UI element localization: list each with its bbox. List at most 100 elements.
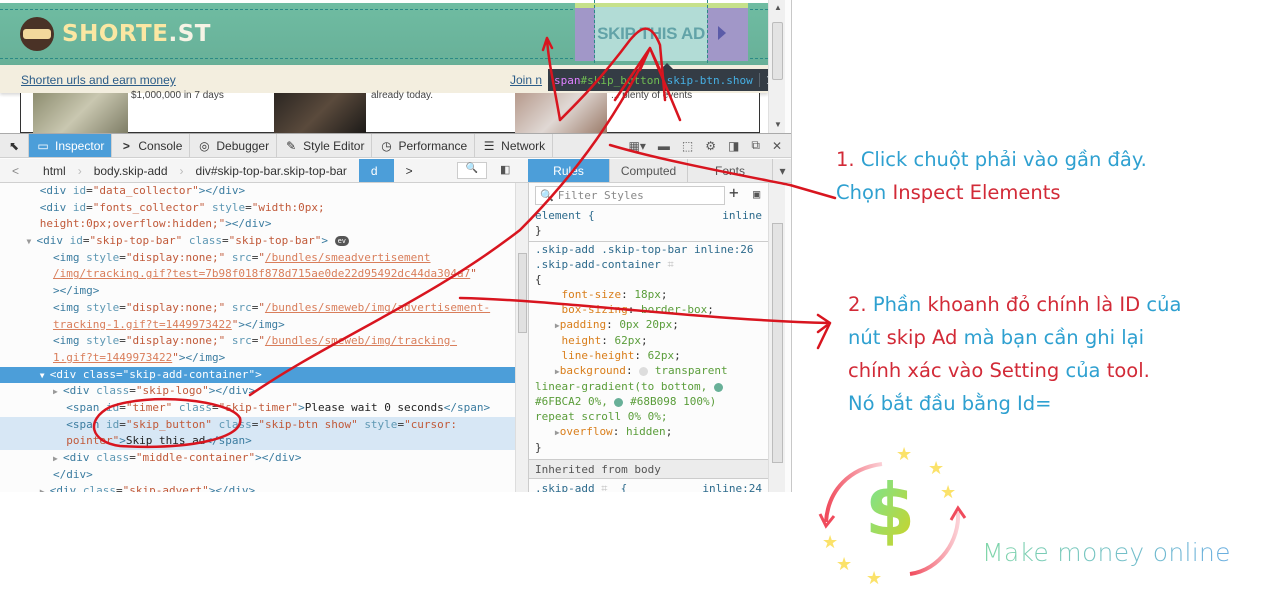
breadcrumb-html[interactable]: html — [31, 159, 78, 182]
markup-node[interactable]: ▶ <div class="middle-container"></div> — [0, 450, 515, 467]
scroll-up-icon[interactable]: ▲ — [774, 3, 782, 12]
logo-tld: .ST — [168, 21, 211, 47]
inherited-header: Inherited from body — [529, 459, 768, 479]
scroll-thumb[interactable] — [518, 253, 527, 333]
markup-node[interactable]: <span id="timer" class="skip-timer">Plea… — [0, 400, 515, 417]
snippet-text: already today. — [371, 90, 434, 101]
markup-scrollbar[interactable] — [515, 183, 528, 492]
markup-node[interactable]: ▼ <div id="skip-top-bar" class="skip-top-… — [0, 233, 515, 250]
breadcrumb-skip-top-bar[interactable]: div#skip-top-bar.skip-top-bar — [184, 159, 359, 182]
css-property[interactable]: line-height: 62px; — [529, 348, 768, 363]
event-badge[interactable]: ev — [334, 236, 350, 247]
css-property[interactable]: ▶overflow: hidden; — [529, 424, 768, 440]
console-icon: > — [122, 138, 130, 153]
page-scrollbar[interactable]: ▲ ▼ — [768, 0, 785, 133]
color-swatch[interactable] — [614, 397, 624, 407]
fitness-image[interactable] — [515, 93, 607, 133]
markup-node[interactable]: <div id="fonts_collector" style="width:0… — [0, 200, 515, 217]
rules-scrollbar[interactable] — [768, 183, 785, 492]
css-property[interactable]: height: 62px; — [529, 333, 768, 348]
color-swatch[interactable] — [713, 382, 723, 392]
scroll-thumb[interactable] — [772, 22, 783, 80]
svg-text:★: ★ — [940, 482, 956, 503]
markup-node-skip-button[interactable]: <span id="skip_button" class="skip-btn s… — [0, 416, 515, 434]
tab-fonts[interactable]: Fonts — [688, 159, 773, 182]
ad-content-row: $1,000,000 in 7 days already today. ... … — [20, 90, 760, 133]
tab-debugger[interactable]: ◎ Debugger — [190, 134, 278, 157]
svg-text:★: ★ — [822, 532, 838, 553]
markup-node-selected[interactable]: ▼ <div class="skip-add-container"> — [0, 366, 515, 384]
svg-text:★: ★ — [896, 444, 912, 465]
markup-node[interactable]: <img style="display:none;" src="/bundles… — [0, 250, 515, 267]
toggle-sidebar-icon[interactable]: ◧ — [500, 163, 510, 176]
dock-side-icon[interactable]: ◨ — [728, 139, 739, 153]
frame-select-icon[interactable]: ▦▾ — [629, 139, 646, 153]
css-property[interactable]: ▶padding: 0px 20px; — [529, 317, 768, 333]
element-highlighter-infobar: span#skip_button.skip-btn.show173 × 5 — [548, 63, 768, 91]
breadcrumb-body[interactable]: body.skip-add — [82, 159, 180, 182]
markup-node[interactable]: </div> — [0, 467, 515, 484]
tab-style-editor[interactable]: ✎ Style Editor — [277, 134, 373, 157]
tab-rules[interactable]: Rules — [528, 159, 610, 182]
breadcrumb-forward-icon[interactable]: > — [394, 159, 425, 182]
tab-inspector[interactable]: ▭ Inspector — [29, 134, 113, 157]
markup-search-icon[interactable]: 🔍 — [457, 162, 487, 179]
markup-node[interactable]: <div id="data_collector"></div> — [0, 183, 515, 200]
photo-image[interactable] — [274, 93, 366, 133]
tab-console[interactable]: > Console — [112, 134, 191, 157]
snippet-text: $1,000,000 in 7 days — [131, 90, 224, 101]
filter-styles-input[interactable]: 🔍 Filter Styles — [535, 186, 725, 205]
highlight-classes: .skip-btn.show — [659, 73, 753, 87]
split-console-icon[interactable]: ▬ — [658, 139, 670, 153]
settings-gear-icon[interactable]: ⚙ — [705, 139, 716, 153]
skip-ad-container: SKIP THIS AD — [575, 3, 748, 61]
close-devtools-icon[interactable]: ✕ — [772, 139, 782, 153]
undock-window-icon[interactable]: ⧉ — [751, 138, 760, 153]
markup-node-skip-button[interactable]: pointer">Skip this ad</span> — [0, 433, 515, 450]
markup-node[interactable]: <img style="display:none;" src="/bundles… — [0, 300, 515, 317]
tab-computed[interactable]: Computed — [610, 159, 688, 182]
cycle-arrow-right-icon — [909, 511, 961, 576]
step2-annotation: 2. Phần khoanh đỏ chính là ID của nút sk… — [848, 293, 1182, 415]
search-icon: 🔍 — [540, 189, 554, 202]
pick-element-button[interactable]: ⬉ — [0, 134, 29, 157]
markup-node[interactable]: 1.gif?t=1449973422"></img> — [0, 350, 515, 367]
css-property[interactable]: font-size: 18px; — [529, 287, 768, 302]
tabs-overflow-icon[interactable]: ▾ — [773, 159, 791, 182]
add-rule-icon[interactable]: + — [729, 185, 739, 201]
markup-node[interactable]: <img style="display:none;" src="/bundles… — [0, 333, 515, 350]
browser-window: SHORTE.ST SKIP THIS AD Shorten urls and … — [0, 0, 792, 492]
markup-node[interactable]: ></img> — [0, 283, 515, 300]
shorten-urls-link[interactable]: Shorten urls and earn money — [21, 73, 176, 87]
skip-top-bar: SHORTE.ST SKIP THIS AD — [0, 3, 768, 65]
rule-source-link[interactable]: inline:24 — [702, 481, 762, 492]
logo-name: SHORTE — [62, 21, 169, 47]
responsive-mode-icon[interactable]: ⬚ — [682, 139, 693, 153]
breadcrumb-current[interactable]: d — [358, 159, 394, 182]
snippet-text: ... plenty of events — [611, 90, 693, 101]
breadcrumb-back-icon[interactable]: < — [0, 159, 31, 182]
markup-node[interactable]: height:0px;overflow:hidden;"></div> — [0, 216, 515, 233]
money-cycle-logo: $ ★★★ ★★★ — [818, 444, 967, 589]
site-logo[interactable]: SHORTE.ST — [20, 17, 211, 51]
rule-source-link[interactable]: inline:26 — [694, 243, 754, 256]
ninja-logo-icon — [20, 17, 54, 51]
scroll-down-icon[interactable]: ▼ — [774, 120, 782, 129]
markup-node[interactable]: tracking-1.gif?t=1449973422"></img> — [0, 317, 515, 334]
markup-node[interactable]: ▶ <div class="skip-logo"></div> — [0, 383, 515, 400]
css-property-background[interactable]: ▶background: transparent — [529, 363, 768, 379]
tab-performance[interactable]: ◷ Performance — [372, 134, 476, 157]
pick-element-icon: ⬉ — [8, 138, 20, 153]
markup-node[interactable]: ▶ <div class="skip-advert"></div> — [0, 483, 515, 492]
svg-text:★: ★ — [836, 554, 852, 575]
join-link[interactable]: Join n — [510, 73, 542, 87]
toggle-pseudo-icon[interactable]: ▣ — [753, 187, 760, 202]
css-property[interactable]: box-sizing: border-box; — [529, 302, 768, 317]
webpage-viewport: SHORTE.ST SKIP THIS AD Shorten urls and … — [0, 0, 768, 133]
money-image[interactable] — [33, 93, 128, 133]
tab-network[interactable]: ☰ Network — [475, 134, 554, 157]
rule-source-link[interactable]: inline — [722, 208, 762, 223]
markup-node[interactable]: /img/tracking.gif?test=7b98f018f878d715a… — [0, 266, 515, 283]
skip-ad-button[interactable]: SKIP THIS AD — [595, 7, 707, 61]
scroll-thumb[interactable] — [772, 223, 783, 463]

*WHAT YOU WILL DO*: Reproduce verbatim the lines of the data that begin with the line containing "breadcrumb-html[interactable]: html —" and end with the line containing "fitness-image[interactable] — [515, 93, 607, 133]", both of those lines included.

*RESPONSE*:
breadcrumb-html[interactable]: html — [31, 159, 78, 182]
markup-node[interactable]: ▶ <div class="middle-container"></div> — [0, 450, 515, 467]
scroll-up-icon[interactable]: ▲ — [774, 3, 782, 12]
logo-tld: .ST — [168, 21, 211, 47]
inherited-header: Inherited from body — [529, 459, 768, 479]
scroll-thumb[interactable] — [518, 253, 527, 333]
markup-node[interactable]: <span id="timer" class="skip-timer">Plea… — [0, 400, 515, 417]
snippet-text: already today. — [371, 90, 434, 101]
markup-scrollbar[interactable] — [515, 183, 528, 492]
markup-node[interactable]: ▼ <div id="skip-top-bar" class="skip-top-… — [0, 233, 515, 250]
breadcrumb-skip-top-bar[interactable]: div#skip-top-bar.skip-top-bar — [184, 159, 359, 182]
css-property[interactable]: line-height: 62px; — [529, 348, 768, 363]
event-badge[interactable]: ev — [334, 236, 350, 247]
css-property[interactable]: ▶overflow: hidden; — [529, 424, 768, 440]
console-icon: > — [122, 138, 130, 153]
page-scrollbar[interactable]: ▲ ▼ — [768, 0, 785, 133]
color-swatch[interactable] — [614, 397, 624, 407]
fitness-image[interactable] — [515, 93, 607, 133]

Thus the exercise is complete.